### What the task asks
Below are some records. Say how many of their lines contain the string "annotated", and give nothing but the number.

### Supplied data

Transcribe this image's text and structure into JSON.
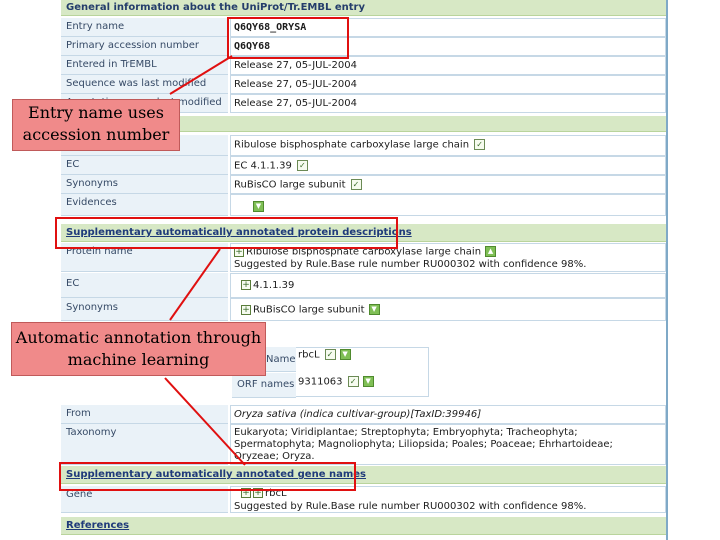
{
  "sections": {
    "general": "General information about the UniProt/Tr.EMBL entry",
    "supp_protein": "Supplementary automatically annotated protein descriptions",
    "supp_gene": "Supplementary automatically annotated gene names",
    "references": "References"
  },
  "general_rows": [
    {
      "label": "Entry name",
      "value": "Q6QY68_ORYSA"
    },
    {
      "label": "Primary accession number",
      "value": "Q6QY68"
    },
    {
      "label": "Entered in TrEMBL",
      "value": "Release 27, 05-JUL-2004"
    },
    {
      "label": "Sequence was last modified",
      "value": "Release 27, 05-JUL-2004"
    },
    {
      "label": "Annotations were last modified",
      "value": "Release 27, 05-JUL-2004"
    }
  ],
  "desc_rows": {
    "protein_name": "Ribulose bisphosphate carboxylase large chain",
    "ec_label": "EC",
    "ec_value": "EC 4.1.1.39",
    "synonyms_label": "Synonyms",
    "synonyms_value": "RuBisCO large subunit",
    "evidences_label": "Evidences"
  },
  "supp_protein_rows": {
    "protein_name_label": "Protein name",
    "protein_name_value": "Ribulose bisphosphate carboxylase large chain",
    "protein_name_note": "Suggested by Rule.Base rule number RU000302 with confidence 98%.",
    "ec_label": "EC",
    "ec_value": "4.1.1.39",
    "synonyms_label": "Synonyms",
    "synonyms_value": "RuBisCO large subunit"
  },
  "gene_rows": {
    "name_label": "Name",
    "name_value": "rbcL",
    "orf_label": "ORF names",
    "orf_value": "9311063"
  },
  "from_row": {
    "label": "From",
    "value": "Oryza sativa (indica cultivar-group)[TaxID:39946]"
  },
  "taxonomy_row": {
    "label": "Taxonomy",
    "lines": [
      "Eukaryota; Viridiplantae; Streptophyta; Embryophyta; Tracheophyta;",
      "Spermatophyta; Magnoliophyta; Liliopsida; Poales; Poaceae; Ehrhartoideae;",
      "Oryzeae; Oryza."
    ]
  },
  "gene_row": {
    "label": "Gene",
    "value": "rbcL",
    "note": "Suggested by Rule.Base rule number RU000302 with confidence 98%."
  },
  "callouts": {
    "entry_name": "Entry name uses accession number",
    "automatic": "Automatic annotation through machine learning"
  },
  "colors": {
    "highlight_box": "#e01010",
    "callout_fill": "#f08a8a",
    "section_bg": "#d7e8c5",
    "label_bg": "#eaf2f8"
  }
}
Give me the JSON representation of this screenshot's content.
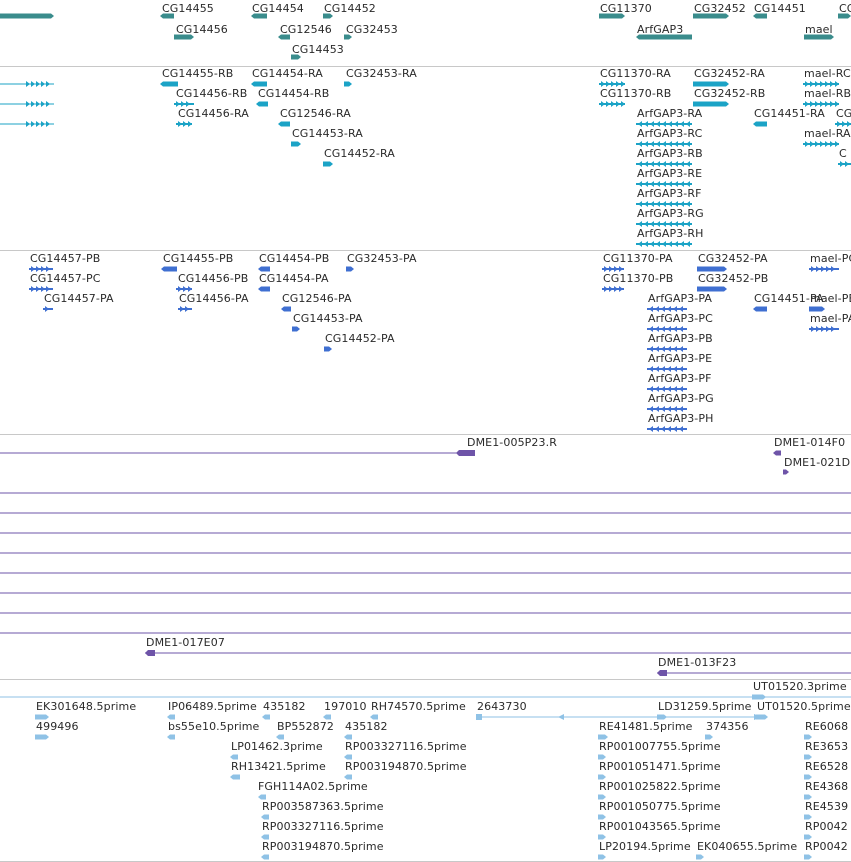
{
  "colors": {
    "gene": "#3a8c8c",
    "transcript_rna": "#1ba3c6",
    "transcript_protein": "#3f6fd1",
    "clone": "#6e54a8",
    "est": "#8fc2e6",
    "divider": "#c8c8c8",
    "label": "#2a2a2a"
  },
  "tracks": {
    "genes": {
      "features": [
        {
          "label": ""
        },
        {
          "label": "CG14455"
        },
        {
          "label": "CG14454"
        },
        {
          "label": "CG14452"
        },
        {
          "label": "CG14456"
        },
        {
          "label": "CG12546"
        },
        {
          "label": "CG32453"
        },
        {
          "label": "CG14453"
        },
        {
          "label": "CG11370"
        },
        {
          "label": "CG32452"
        },
        {
          "label": "CG14451"
        },
        {
          "label": "ArfGAP3"
        },
        {
          "label": "mael"
        },
        {
          "label": "CG"
        }
      ]
    },
    "transcripts_rna": {
      "features": [
        {
          "label": ""
        },
        {
          "label": ""
        },
        {
          "label": ""
        },
        {
          "label": "CG14455-RB"
        },
        {
          "label": "CG14454-RA"
        },
        {
          "label": "CG32453-RA"
        },
        {
          "label": "CG14456-RB"
        },
        {
          "label": "CG14454-RB"
        },
        {
          "label": "CG14456-RA"
        },
        {
          "label": "CG12546-RA"
        },
        {
          "label": "CG14453-RA"
        },
        {
          "label": "CG14452-RA"
        },
        {
          "label": "CG11370-RA"
        },
        {
          "label": "CG32452-RA"
        },
        {
          "label": "mael-RC"
        },
        {
          "label": "CG11370-RB"
        },
        {
          "label": "CG32452-RB"
        },
        {
          "label": "mael-RB"
        },
        {
          "label": "ArfGAP3-RA"
        },
        {
          "label": "CG14451-RA"
        },
        {
          "label": "CG"
        },
        {
          "label": "ArfGAP3-RC"
        },
        {
          "label": "mael-RA"
        },
        {
          "label": "ArfGAP3-RB"
        },
        {
          "label": "C"
        },
        {
          "label": "ArfGAP3-RE"
        },
        {
          "label": "ArfGAP3-RF"
        },
        {
          "label": "ArfGAP3-RG"
        },
        {
          "label": "ArfGAP3-RH"
        }
      ]
    },
    "transcripts_protein": {
      "features": [
        {
          "label": "CG14457-PB"
        },
        {
          "label": "CG14455-PB"
        },
        {
          "label": "CG14454-PB"
        },
        {
          "label": "CG32453-PA"
        },
        {
          "label": "CG14457-PC"
        },
        {
          "label": "CG14456-PB"
        },
        {
          "label": "CG14454-PA"
        },
        {
          "label": "CG14457-PA"
        },
        {
          "label": "CG14456-PA"
        },
        {
          "label": "CG12546-PA"
        },
        {
          "label": "CG14453-PA"
        },
        {
          "label": "CG14452-PA"
        },
        {
          "label": "CG11370-PA"
        },
        {
          "label": "CG32452-PA"
        },
        {
          "label": "mael-PC"
        },
        {
          "label": "CG11370-PB"
        },
        {
          "label": "CG32452-PB"
        },
        {
          "label": "mael-PB"
        },
        {
          "label": "ArfGAP3-PA"
        },
        {
          "label": "CG14451-PA"
        },
        {
          "label": "mael-PA"
        },
        {
          "label": "ArfGAP3-PC"
        },
        {
          "label": "ArfGAP3-PB"
        },
        {
          "label": "ArfGAP3-PE"
        },
        {
          "label": "ArfGAP3-PF"
        },
        {
          "label": "ArfGAP3-PG"
        },
        {
          "label": "ArfGAP3-PH"
        }
      ]
    },
    "clones": {
      "features": [
        {
          "label": "DME1-005P23.R"
        },
        {
          "label": "DME1-014F0"
        },
        {
          "label": "DME1-021D"
        },
        {
          "label": ""
        },
        {
          "label": ""
        },
        {
          "label": ""
        },
        {
          "label": ""
        },
        {
          "label": ""
        },
        {
          "label": ""
        },
        {
          "label": ""
        },
        {
          "label": ""
        },
        {
          "label": "DME1-017E07"
        },
        {
          "label": "DME1-013F23"
        }
      ]
    },
    "ests": {
      "features": [
        {
          "label": ""
        },
        {
          "label": "UT01520.3prime"
        },
        {
          "label": "EK301648.5prime"
        },
        {
          "label": "IP06489.5prime"
        },
        {
          "label": "435182"
        },
        {
          "label": "197010"
        },
        {
          "label": "RH74570.5prime"
        },
        {
          "label": "2643730"
        },
        {
          "label": ""
        },
        {
          "label": "LD31259.5prime"
        },
        {
          "label": "UT01520.5prime"
        },
        {
          "label": "499496"
        },
        {
          "label": "bs55e10.5prime"
        },
        {
          "label": "BP552872"
        },
        {
          "label": "435182"
        },
        {
          "label": "RE41481.5prime"
        },
        {
          "label": "374356"
        },
        {
          "label": "RE6068"
        },
        {
          "label": "LP01462.3prime"
        },
        {
          "label": "RP003327116.5prime"
        },
        {
          "label": "RP001007755.5prime"
        },
        {
          "label": "RE3653"
        },
        {
          "label": "RH13421.5prime"
        },
        {
          "label": "RP003194870.5prime"
        },
        {
          "label": "RP001051471.5prime"
        },
        {
          "label": "RE6528"
        },
        {
          "label": "FGH114A02.5prime"
        },
        {
          "label": "RP001025822.5prime"
        },
        {
          "label": "RE4368"
        },
        {
          "label": "RP003587363.5prime"
        },
        {
          "label": "RP001050775.5prime"
        },
        {
          "label": "RE4539"
        },
        {
          "label": "RP003327116.5prime"
        },
        {
          "label": "RP001043565.5prime"
        },
        {
          "label": "RP0042"
        },
        {
          "label": "RP003194870.5prime"
        },
        {
          "label": "LP20194.5prime"
        },
        {
          "label": "EK040655.5prime"
        },
        {
          "label": "RP0042"
        }
      ]
    }
  }
}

### Response to the exercise
2